* [Instruction]:
Copy out everything from the start of the material below down to and including the line that contains "265, 545, 277]", keeping every line unchanged.

* [Recorded data]:
_ _ _ _ _

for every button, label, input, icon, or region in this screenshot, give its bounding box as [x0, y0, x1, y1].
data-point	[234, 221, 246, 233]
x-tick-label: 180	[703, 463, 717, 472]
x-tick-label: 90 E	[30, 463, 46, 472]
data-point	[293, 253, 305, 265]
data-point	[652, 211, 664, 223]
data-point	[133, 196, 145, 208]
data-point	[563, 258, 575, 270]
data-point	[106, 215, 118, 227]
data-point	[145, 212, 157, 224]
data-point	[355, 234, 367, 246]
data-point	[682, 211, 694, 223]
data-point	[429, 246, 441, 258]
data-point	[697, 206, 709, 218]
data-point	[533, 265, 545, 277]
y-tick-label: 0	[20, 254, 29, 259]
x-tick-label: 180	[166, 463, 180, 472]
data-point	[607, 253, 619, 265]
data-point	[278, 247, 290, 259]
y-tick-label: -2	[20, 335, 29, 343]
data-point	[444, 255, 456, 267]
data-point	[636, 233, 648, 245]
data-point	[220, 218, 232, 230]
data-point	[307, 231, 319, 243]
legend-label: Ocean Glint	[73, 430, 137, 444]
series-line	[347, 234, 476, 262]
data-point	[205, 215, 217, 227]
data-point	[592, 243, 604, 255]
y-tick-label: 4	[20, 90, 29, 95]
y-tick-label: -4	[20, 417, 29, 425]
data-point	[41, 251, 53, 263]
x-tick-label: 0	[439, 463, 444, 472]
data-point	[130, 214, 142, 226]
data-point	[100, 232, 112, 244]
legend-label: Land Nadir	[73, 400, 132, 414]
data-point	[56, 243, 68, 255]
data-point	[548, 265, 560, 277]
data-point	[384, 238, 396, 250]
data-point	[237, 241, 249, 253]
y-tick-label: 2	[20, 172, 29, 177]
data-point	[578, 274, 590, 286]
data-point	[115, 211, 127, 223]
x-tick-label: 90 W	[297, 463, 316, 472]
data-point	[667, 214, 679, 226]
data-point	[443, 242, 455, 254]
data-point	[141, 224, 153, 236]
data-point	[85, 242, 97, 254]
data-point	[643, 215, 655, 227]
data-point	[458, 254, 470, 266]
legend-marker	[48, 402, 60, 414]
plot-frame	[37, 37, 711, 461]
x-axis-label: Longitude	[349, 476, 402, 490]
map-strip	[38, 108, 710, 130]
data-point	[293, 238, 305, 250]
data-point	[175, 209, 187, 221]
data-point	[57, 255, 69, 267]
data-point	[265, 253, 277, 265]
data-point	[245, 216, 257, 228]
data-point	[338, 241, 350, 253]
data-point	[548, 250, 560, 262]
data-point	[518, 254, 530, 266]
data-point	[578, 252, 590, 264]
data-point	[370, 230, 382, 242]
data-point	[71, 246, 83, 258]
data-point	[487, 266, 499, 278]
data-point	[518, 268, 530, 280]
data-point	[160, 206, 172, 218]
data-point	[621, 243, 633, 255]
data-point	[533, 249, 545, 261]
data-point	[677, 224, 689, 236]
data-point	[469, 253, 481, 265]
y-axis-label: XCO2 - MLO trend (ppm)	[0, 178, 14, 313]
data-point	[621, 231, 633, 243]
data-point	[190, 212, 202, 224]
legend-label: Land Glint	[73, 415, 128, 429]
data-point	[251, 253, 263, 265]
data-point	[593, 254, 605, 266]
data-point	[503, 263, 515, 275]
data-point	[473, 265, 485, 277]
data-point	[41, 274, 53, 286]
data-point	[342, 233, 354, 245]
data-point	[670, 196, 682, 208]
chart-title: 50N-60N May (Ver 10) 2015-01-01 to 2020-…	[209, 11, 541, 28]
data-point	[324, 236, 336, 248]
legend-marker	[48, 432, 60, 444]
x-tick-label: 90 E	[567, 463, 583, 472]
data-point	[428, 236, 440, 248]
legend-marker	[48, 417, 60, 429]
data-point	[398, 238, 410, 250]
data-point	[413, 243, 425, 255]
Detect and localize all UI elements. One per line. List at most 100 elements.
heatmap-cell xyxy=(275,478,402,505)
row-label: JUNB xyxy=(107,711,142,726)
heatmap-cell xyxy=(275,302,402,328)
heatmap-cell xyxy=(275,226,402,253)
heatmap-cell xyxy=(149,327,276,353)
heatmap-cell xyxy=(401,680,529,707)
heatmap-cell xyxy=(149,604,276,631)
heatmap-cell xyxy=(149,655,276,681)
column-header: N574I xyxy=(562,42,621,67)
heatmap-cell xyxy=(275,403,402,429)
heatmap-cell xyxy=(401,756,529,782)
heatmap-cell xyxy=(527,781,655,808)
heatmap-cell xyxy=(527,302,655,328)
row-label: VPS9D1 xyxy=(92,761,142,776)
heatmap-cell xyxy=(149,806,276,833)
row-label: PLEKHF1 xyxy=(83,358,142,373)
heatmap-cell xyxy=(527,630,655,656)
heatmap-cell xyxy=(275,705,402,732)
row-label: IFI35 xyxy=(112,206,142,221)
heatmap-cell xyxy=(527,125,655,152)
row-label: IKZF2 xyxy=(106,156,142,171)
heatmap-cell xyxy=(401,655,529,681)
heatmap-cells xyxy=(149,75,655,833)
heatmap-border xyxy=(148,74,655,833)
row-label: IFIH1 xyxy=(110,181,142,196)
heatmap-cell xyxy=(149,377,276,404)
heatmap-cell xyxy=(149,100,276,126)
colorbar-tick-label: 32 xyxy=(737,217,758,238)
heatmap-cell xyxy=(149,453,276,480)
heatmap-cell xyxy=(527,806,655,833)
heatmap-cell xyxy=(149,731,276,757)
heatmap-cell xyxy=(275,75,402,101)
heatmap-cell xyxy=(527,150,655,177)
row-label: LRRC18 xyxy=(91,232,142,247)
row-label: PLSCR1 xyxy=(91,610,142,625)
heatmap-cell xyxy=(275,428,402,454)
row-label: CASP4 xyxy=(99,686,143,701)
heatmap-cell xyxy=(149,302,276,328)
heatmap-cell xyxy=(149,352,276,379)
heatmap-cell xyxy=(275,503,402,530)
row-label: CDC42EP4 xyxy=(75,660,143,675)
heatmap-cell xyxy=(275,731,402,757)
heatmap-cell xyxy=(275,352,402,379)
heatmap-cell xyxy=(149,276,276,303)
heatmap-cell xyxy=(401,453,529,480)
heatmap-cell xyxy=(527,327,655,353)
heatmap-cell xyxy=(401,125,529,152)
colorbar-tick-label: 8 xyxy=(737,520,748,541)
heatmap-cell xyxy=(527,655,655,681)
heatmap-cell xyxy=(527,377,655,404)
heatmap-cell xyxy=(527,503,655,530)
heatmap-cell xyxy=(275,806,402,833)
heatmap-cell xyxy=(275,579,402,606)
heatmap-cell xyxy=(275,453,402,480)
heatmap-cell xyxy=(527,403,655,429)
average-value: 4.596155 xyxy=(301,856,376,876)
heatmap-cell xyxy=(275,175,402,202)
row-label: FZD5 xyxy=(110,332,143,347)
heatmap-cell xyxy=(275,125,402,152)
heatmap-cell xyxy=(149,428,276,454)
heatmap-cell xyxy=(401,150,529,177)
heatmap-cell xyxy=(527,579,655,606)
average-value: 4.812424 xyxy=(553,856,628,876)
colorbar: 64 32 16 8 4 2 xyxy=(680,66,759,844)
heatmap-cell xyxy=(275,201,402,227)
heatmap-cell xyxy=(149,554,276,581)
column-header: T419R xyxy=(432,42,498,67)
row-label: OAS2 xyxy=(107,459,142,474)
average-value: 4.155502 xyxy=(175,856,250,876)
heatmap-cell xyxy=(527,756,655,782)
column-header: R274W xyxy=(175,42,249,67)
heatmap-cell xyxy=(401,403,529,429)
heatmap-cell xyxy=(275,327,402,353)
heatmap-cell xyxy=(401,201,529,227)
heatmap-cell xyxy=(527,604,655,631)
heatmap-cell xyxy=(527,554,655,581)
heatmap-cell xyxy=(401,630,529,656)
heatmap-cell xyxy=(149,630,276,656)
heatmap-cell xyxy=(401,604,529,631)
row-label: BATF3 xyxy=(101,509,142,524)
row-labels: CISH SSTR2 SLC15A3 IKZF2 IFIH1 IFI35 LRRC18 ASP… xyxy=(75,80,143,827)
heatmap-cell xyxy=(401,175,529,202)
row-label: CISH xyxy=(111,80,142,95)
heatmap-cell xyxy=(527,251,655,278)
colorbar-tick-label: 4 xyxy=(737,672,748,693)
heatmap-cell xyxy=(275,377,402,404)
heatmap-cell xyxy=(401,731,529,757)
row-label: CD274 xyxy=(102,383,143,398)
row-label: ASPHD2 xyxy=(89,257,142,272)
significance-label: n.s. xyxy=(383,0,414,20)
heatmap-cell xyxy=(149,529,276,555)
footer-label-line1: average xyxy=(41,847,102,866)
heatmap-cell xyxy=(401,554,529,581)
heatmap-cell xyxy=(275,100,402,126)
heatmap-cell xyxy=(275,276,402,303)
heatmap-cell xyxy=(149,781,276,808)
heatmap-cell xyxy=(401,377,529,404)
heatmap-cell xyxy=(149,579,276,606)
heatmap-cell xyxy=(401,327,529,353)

_ _ _ _ _

* [Response below]:
for every button, label, input, icon, or region in this screenshot, give its bounding box as [x0, y0, x1, y1].
data-point	[234, 221, 246, 233]
x-tick-label: 180	[703, 463, 717, 472]
x-tick-label: 90 E	[30, 463, 46, 472]
data-point	[293, 253, 305, 265]
data-point	[652, 211, 664, 223]
data-point	[133, 196, 145, 208]
data-point	[563, 258, 575, 270]
data-point	[106, 215, 118, 227]
data-point	[145, 212, 157, 224]
data-point	[355, 234, 367, 246]
data-point	[682, 211, 694, 223]
data-point	[429, 246, 441, 258]
data-point	[697, 206, 709, 218]
data-point	[533, 265, 545, 277]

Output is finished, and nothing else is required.